* [SUPPLIED MATERIAL]
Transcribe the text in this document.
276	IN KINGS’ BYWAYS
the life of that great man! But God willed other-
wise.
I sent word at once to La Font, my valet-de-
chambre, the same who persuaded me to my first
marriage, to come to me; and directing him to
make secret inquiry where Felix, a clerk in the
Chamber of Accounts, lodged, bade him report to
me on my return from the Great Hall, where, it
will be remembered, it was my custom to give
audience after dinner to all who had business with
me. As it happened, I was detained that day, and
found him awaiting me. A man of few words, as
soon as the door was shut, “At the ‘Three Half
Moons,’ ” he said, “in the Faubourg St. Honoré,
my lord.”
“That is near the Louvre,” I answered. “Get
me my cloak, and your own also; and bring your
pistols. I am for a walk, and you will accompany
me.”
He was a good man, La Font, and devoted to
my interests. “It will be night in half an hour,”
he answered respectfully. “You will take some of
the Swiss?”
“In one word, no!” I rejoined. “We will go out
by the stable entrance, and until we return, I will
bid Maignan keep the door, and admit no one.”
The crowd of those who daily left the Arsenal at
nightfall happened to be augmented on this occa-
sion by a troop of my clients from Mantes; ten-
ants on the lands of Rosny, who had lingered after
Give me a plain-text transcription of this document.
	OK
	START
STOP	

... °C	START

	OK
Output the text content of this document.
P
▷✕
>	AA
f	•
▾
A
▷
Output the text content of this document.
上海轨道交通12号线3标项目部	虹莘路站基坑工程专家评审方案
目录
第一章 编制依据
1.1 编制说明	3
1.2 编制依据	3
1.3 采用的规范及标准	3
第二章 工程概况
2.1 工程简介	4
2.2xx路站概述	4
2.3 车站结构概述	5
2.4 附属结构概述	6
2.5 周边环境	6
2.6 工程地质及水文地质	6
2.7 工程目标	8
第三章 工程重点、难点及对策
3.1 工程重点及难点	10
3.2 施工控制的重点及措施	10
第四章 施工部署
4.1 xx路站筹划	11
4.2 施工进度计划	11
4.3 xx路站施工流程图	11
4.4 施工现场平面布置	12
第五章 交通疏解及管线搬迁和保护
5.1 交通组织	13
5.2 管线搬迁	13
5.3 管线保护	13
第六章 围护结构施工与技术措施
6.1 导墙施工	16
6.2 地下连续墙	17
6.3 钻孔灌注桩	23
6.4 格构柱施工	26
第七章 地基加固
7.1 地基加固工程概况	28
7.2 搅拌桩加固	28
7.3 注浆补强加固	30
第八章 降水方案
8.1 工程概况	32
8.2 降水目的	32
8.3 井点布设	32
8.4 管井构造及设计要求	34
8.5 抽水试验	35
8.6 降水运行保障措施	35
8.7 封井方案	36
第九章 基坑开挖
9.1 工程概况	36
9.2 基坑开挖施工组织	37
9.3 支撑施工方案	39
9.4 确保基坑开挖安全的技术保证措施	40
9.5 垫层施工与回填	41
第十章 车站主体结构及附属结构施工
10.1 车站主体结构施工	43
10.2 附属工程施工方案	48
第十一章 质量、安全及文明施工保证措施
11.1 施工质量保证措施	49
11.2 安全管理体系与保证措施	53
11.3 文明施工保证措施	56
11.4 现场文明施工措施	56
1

* [WHAT IS ASKED]
Search the data for the word "this" and copy each line where it appears.

* [TASK OUTPUT]
Transcribe the text in this document.
nightfall happened to be augmented on this occa-
Give me a plain-text transcription of this document.
Output the text content of this document.
Output the text content of this document.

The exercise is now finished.